### OBJECTIVE
Copy the listing from its first line through the line with "upcoming-events-heading: UPCOMING EVENTS", swapping each "category-circle-icon" for "category-round-icon" and keeping everything else unchanged.

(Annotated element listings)
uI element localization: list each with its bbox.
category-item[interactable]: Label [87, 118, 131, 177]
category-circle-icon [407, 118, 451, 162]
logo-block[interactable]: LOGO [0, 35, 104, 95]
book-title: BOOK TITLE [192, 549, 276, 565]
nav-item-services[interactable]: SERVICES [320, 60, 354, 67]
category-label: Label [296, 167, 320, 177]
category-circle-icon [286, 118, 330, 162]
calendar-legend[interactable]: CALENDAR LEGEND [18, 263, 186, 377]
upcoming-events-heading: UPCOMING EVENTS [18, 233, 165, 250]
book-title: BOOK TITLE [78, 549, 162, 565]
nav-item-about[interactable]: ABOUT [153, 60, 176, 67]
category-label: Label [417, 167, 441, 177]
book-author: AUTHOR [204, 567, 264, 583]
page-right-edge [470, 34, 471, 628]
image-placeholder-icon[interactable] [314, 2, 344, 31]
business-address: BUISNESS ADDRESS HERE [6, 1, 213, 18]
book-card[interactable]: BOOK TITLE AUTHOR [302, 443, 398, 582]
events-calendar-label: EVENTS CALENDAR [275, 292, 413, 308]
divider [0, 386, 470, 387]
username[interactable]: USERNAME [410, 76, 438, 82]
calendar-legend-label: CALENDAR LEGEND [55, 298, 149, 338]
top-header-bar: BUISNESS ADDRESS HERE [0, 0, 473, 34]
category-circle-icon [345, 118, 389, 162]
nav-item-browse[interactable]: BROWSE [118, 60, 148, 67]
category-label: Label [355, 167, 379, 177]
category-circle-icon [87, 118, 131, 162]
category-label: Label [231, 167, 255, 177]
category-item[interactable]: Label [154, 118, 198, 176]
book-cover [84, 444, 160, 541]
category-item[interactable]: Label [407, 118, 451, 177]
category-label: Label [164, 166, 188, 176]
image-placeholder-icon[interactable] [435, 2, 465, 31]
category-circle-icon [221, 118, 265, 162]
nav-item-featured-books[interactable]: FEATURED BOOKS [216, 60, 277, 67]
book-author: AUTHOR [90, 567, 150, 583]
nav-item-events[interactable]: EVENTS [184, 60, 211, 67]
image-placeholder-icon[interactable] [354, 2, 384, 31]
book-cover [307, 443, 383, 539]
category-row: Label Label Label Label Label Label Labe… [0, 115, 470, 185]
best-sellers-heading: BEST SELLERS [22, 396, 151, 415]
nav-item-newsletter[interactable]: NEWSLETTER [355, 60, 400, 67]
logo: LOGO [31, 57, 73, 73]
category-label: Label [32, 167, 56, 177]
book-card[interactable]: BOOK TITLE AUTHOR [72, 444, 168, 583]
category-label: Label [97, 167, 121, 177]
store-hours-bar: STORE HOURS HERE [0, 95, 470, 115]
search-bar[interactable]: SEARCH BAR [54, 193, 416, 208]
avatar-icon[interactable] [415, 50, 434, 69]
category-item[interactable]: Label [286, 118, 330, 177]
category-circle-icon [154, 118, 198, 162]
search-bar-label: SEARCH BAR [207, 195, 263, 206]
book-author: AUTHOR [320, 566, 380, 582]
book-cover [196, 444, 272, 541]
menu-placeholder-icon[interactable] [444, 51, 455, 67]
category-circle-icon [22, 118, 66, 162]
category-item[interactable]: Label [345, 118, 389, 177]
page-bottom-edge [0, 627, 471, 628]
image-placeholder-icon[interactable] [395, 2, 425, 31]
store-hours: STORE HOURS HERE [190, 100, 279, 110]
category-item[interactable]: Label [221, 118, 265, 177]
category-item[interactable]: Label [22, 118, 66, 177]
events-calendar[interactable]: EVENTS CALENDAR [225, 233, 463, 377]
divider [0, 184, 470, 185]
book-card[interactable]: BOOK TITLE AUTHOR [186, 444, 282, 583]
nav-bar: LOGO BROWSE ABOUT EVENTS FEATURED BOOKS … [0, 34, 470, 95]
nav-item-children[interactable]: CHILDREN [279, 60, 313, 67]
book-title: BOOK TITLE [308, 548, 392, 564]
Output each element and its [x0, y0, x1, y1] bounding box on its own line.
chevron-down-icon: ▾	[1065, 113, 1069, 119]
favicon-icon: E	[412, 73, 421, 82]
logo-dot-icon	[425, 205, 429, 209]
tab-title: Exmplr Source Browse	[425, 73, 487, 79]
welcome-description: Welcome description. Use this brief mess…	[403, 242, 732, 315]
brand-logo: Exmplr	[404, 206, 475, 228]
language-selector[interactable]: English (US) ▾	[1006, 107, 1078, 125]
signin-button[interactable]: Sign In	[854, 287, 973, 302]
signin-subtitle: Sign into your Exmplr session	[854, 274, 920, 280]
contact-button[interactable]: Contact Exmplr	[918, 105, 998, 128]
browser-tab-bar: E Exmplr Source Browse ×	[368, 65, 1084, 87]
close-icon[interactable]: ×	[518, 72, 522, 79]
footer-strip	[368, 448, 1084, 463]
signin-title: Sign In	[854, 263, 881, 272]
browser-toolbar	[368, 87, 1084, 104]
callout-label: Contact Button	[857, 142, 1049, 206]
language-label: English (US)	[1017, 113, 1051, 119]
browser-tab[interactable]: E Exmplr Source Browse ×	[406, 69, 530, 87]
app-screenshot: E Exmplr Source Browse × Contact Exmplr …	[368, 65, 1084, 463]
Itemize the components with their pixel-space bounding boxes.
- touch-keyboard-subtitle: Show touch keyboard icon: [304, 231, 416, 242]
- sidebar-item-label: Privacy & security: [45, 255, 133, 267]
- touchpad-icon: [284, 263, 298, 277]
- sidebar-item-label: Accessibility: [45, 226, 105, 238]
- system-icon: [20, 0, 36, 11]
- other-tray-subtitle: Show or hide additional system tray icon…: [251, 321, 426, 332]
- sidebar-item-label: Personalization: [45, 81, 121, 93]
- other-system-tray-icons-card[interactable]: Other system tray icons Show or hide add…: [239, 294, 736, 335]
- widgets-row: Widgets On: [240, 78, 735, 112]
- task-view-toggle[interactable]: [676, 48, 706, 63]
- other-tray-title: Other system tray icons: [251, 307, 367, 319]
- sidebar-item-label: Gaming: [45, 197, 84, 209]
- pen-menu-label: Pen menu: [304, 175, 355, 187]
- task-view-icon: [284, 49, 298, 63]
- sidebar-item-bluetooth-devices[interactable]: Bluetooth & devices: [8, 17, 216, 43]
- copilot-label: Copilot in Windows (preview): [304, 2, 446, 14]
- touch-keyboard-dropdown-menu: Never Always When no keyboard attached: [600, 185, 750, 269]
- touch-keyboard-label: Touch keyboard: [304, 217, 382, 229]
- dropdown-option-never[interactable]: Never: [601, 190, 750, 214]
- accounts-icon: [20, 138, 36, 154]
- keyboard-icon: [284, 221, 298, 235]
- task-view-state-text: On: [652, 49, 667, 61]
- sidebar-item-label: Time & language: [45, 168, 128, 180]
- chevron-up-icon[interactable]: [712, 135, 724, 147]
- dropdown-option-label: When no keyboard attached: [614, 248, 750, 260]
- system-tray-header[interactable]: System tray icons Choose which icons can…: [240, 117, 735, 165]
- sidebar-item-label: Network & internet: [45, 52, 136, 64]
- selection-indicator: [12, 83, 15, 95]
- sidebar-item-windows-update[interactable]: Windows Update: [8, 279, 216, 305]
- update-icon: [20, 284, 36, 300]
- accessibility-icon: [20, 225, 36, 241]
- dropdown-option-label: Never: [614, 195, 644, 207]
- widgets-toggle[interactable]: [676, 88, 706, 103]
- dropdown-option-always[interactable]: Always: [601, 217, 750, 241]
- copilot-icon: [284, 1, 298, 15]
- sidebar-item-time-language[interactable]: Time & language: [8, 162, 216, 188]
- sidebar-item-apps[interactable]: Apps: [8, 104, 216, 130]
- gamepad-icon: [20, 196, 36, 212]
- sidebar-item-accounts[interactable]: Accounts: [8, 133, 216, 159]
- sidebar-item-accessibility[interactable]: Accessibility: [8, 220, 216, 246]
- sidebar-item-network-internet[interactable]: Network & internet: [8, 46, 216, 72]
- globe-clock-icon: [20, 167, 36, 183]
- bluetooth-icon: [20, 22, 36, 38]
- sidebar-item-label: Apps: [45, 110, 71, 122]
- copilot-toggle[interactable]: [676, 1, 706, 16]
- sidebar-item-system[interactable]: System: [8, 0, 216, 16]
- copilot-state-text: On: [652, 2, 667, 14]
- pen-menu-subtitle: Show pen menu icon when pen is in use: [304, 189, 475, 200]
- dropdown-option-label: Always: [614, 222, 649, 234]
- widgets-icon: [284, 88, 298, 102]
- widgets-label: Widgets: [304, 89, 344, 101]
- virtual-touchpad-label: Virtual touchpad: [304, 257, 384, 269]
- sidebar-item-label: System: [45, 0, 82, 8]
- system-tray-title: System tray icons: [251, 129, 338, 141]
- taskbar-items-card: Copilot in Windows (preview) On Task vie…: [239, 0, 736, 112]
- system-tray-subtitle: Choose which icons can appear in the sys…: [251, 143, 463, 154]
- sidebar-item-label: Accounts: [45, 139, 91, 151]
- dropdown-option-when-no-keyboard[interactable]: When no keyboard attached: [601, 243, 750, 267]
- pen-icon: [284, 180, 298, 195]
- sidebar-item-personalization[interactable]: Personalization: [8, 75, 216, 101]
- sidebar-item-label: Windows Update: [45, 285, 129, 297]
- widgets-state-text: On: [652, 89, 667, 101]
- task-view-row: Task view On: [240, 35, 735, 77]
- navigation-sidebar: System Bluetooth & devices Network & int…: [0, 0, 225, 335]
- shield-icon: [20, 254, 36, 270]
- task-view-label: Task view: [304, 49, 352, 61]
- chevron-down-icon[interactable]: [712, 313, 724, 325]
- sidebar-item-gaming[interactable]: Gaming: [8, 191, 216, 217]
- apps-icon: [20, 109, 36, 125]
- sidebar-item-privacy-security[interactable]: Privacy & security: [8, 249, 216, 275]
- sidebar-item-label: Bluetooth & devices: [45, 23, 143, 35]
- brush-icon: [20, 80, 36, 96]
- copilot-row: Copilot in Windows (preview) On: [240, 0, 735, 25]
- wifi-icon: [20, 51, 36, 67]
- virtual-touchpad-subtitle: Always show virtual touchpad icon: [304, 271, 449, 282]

### SOLUTION FOR THIS TASK
uI element localization: list each with its bbox.
category-item[interactable]: Label [87, 118, 131, 177]
category-round-icon [407, 118, 451, 162]
logo-block[interactable]: LOGO [0, 35, 104, 95]
book-title: BOOK TITLE [192, 549, 276, 565]
nav-item-services[interactable]: SERVICES [320, 60, 354, 67]
category-label: Label [296, 167, 320, 177]
category-round-icon [286, 118, 330, 162]
calendar-legend[interactable]: CALENDAR LEGEND [18, 263, 186, 377]
upcoming-events-heading: UPCOMING EVENTS [18, 233, 165, 250]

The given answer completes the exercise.